* _Directions_:
1. Rewrite the portion of the lecture excerpt on substitution reactions that begins at the words "This ligand that" and ends after "types of metals.", swapping "benzene ring" for "aromatic ring".
2. Answer these questions using the lecture excerpt on substitution reactions:
(a) Who used triphenylphosphine as a ligand to prepare a hydrogenation catalyst?
(b) Which metal compound is placed in the presence of triphenylphosphine without reacting?
(c) What causes the substitution reaction to take place?
3. Continue the lecture excerpt on substitution reactions from the point where it stops.

And one example of a substitution reaction you might wish to use would be the one shown here.
This ligand that I am currently sketching is one in which we have a phosphorus with a lone pair and three phenyl groups attached to it. A phenyl group is a benzene ring where one of the positions is substituted.
This ligand here, then, is triphenylphosphine, and this is a good ligand for various types of metals.
And, in fact, one of the Nobel laureates that I may have mentioned in passing this semester, Sir Jeffrey Wilkinson, used triphenylphosphine as a ligand in the preparation of what is now universally known as Wilkinson's hydrogenation catalyst.
So this ligand is quite common, indeed, and well-known.
And what we might like to do is to replace one carbon monoxide with this triphenylphosphine ligand.
That would be a simple substitution reaction.
We would like one equivalent of carbon monoxide to be evolved as CO gas in this reaction. But we find that we can put tungsten hexacarbonyl in the presence of triphenylphosphine, and nothing really happens. They just sit there and look at each other. They do not react.
So one of the things that happens when you are learning to do synthetic chemistry is that the outcome of a reaction can be either that it proceeded cleanly onto products.
And one possible outcome is there was no reaction at all.
And so this is what we will call no thermal reaction.
And that means that just with the energy supplied by the temperature of the room, the reaction is not proceeding in the forward direction. And what that may mean is that there is an energy barrier to this reaction.
And energy barriers are going to be a topic of this lecture in a few moments, but there may be an energy barrier. And we don't have sufficient energy to surmount the barrier, so the substitution reaction is not taking place. But we find that if we shine light on the system, UV light, then the reaction takes place. And we form this desired product that has one of the carbon monoxide ligands replaced with triphenylphosphine. That would be the initial product formed in such a process.
Still octahedral, now five CO ligands instead of six, and one of them replaced by triphenylphosphine.
And it occurs under the action of UV light.

* _Dataset_:
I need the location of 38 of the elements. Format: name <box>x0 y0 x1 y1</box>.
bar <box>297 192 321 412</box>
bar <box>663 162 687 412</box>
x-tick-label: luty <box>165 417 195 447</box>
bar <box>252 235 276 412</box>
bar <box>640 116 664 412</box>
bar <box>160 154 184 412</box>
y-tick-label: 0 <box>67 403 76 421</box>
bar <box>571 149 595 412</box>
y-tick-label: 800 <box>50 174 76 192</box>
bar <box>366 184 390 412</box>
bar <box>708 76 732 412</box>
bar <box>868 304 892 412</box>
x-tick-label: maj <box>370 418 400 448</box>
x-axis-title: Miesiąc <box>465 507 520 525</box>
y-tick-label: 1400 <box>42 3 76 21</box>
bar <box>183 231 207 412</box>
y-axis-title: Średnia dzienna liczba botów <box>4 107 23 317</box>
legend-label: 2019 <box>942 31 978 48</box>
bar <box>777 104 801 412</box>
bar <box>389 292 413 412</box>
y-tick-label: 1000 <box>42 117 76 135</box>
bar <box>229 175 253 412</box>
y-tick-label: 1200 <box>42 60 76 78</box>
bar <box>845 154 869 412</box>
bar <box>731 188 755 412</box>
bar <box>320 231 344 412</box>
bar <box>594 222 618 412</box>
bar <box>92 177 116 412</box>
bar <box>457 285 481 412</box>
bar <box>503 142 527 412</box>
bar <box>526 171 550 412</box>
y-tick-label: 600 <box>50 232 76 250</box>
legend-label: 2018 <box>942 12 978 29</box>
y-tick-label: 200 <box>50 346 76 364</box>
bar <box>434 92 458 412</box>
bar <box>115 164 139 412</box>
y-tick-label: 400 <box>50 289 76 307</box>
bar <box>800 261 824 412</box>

--

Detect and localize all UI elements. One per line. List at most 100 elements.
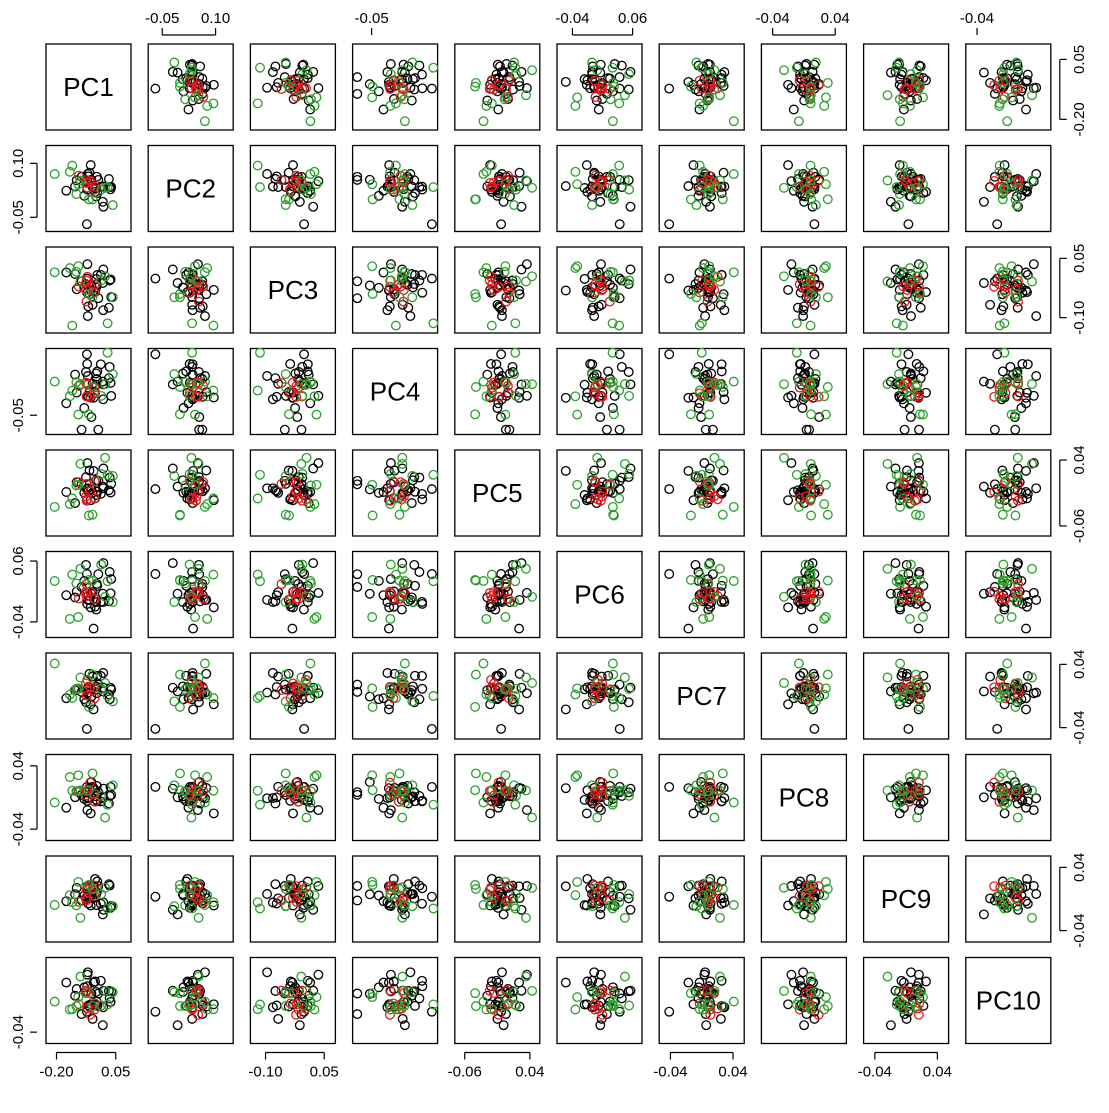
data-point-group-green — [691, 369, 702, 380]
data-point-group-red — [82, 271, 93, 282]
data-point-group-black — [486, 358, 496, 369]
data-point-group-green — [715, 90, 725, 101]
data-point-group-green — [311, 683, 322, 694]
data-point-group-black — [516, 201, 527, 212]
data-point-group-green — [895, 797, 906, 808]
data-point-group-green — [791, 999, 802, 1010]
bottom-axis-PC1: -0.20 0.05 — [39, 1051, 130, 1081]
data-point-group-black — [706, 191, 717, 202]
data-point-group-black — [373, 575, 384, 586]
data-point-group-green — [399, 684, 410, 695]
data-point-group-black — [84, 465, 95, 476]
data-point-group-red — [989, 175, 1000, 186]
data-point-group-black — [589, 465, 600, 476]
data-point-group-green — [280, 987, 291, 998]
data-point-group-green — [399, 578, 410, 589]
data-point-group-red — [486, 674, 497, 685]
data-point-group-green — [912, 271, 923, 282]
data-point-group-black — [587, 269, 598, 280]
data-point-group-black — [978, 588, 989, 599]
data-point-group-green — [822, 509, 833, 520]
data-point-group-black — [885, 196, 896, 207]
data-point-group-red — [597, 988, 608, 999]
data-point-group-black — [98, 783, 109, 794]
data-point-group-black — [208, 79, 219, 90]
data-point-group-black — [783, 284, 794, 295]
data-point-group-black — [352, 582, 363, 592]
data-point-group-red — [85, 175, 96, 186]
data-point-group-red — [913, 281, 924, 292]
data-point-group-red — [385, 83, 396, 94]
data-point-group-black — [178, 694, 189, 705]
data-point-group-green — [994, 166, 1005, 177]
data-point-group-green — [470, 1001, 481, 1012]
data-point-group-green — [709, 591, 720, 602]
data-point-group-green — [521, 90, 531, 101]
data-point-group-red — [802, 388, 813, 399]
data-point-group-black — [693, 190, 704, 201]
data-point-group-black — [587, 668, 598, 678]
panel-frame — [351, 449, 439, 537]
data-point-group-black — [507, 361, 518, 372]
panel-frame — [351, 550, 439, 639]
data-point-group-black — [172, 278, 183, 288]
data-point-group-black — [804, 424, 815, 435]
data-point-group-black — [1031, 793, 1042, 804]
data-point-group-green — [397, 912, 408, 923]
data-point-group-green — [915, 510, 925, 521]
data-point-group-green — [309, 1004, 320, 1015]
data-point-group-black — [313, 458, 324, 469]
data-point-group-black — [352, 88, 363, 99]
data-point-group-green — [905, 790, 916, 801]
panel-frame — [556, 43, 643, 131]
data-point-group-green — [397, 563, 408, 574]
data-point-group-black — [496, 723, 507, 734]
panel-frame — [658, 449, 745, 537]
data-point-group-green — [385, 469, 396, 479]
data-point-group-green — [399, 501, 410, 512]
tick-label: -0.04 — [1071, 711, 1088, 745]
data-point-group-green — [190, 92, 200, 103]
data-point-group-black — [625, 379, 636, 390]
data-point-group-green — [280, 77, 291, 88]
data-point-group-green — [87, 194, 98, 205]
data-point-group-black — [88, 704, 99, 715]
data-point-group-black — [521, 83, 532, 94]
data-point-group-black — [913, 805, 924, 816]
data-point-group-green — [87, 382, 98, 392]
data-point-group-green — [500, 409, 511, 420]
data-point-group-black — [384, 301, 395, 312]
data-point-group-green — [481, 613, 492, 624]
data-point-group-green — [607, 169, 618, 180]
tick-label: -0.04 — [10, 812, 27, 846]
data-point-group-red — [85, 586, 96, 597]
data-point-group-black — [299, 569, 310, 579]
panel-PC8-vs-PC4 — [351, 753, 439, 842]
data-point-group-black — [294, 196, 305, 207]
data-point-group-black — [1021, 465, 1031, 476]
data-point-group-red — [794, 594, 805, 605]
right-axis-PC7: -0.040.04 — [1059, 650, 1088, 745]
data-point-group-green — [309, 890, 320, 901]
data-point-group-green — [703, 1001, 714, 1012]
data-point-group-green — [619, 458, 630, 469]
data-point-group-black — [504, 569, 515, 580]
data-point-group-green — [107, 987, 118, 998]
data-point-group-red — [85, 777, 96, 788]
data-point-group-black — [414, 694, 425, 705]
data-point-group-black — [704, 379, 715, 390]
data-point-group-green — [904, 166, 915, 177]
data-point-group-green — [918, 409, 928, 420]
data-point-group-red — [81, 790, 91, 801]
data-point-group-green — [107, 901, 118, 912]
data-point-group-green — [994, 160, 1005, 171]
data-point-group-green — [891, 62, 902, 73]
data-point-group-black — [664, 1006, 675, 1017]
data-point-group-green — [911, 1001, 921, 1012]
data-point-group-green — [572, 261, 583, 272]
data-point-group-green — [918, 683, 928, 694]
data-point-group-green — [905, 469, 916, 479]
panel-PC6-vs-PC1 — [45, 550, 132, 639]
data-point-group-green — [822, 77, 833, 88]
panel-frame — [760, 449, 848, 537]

* * *

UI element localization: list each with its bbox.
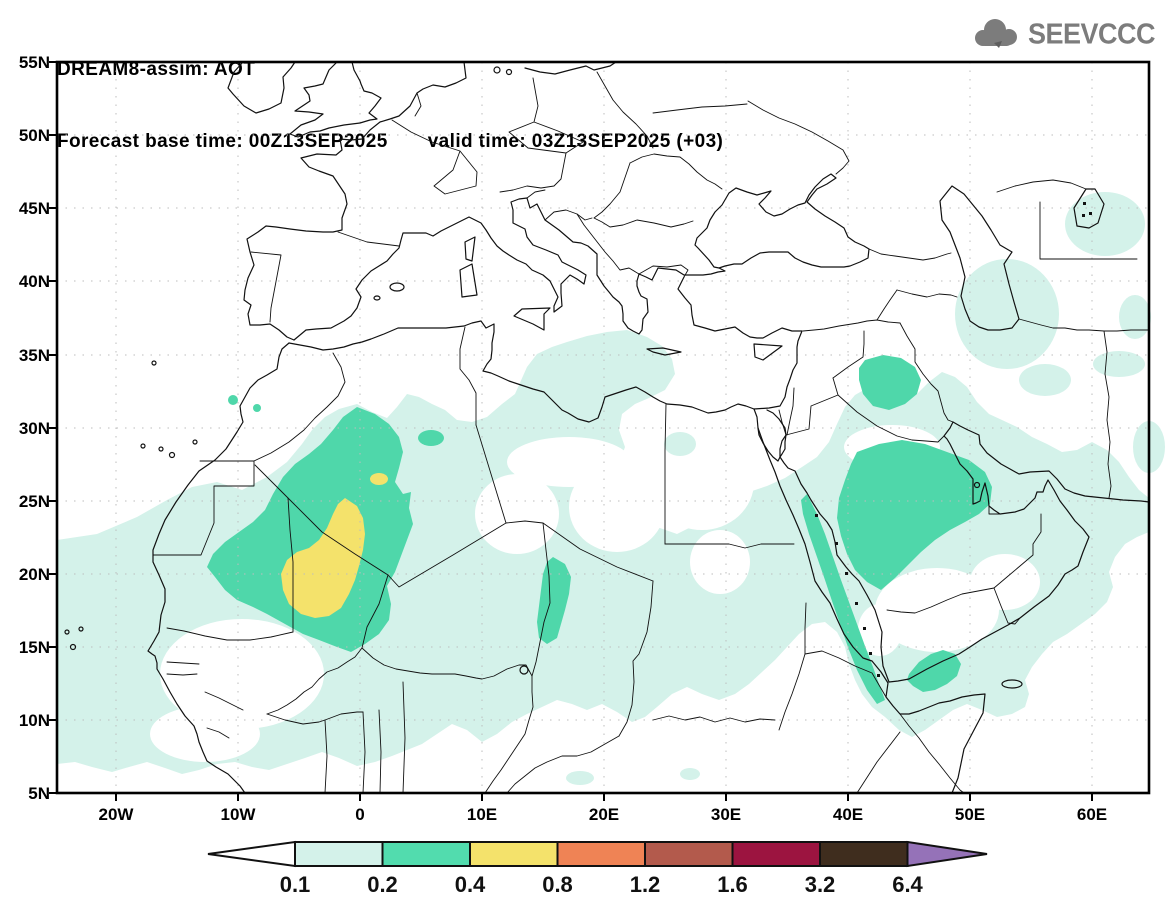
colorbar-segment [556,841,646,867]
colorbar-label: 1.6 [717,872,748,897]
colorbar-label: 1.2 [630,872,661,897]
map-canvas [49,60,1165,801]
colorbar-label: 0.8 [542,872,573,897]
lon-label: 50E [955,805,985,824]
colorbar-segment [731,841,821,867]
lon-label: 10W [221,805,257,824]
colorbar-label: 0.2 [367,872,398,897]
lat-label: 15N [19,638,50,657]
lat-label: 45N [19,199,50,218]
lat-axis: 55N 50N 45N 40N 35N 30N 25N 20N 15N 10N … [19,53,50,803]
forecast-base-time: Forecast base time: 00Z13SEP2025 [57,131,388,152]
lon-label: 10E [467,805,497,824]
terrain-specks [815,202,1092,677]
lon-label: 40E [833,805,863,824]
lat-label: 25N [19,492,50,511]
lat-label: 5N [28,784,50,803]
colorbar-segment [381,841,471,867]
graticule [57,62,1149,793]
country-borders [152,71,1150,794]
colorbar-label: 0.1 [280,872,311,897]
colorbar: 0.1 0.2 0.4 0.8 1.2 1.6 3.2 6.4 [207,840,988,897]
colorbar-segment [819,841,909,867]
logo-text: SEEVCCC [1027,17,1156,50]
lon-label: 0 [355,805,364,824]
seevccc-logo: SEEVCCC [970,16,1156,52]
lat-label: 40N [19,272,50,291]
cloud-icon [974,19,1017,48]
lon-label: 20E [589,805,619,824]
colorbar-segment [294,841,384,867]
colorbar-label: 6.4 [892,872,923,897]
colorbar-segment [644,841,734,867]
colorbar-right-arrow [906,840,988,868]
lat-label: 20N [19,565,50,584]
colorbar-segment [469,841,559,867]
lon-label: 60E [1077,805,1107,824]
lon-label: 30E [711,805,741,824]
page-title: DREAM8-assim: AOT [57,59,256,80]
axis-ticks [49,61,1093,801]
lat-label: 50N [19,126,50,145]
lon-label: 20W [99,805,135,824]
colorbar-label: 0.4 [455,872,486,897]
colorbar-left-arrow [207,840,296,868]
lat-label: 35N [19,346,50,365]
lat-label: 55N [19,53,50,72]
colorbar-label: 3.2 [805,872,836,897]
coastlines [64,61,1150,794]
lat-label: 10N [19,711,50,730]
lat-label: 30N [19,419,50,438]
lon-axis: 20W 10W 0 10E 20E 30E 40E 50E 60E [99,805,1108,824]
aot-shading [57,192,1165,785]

* _Answers for the tasks_:
1.
This ligand that I am currently sketching is one in which we have a phosphorus with a lone pair and three phenyl groups attached to it. A phenyl group is a aromatic ring where one of the positions is substituted.
This ligand here, then, is triphenylphosphine, and this is a good ligand for various types of metals.

2.
(a) Sir Jeffrey Wilkinson
(b) Tungsten hexacarbonyl
(c) Shining UV light on the system

3.
If you put a photon into the system for some reason, we can now surmount the energy barrier to the reaction, blow one of the CO molecules away as CO gas.
We might, in fact, in practice, possibly be bubbling an inert gas like N two through the solution to sweep the evolved carbon monoxide out of the system to help the reaction go to completion as we are carrying out such a prep. But, in any event, the key feature is that it goes under photolysis in the presence of a UV lamp but not simply through input of normal thermal energy. And, in thinking back to the development of the electronic structure of systems of this type, we can actually begin to understand this.
Because we have an energy diagram, a d orbital splitting diagram for simplicity, where we have our t(2g) set and our e(g)*. And tungsten is in Group 6, the ligands are all neutral, so this is d six.
This is a common electron count for octahedral systems that are quite stable. And CO is high in the spectrochemical series, so it leads to a large value of delta O. This splitting here between t(2g) and e(g) is large. And that means we have an s equals zero state, with the system not being paramagnetic, all the electrons paired up in t(2g) and this big gap. And what happens when we add a photon to the system, we can promote the system into an excited state. And, in order to satisfy the spin selection rule, this excited state will have no net spin polarization. This one is s equals zero, this one is s equals zero to satisfy the spin selection rule that we have talked about. But notice, now, in the excited state -- -- we have an electron in e g star.
And, as I was discussing last time, when you look at the MO theory for a problem like this, e(g)* is sigma antibonding with respect to the ligands. I am going to illuminate that for you very clearly in a few moments with a graphic, but this is sigma star with respect to the ligands.
So what are we doing? We are taking an electron, here, that is pi bonding because CO is a pi-acid ligand.
In the ground state, this electron that we are going to promote is helping to bind the carbon monoxide ligands to the metal. And then, when we input that photon and we produce an excited state, that same electron now has been taken away from our sum total of bonding.
And it has been added to an antibonding orbital.
And the effect of that is to "labialize" one of the carbon monoxide ligands, allowing it to dissociate from the metal center producing an unsaturated intermediate that can be captured by the lone pair of triphenylphosphine.
That word I just used, labialized, we have from Henry Taube.
Henry Taube, Nobel Prize in 1983.
If you want to read more about Henry Taube and his contributions to chemistry and, in fact, the study of ligand substitution reactions and the relationship of reaction rates to the population of the e g star orbitals, then I would direct you to the 1983 section of the Nobel Prize dot org website. And you can read his biography, his Nobel Prize lecture and his banquet address.
These are all things that Professor Schrock from our department is doing this week in Sweden, so shortly, you will be able to read his contributions to that website.
And I am sure you will all find that to be pretty exciting, as I do. But Henry Taube, this Nobel Prize winner, coined the terms "inert" and "labile." These terms, inert and labile, they refer to rates of ligand substitution reactions. If a complex is to be thought of as inert, it isn't really inert.
What that means is that its substitution reactions are slow.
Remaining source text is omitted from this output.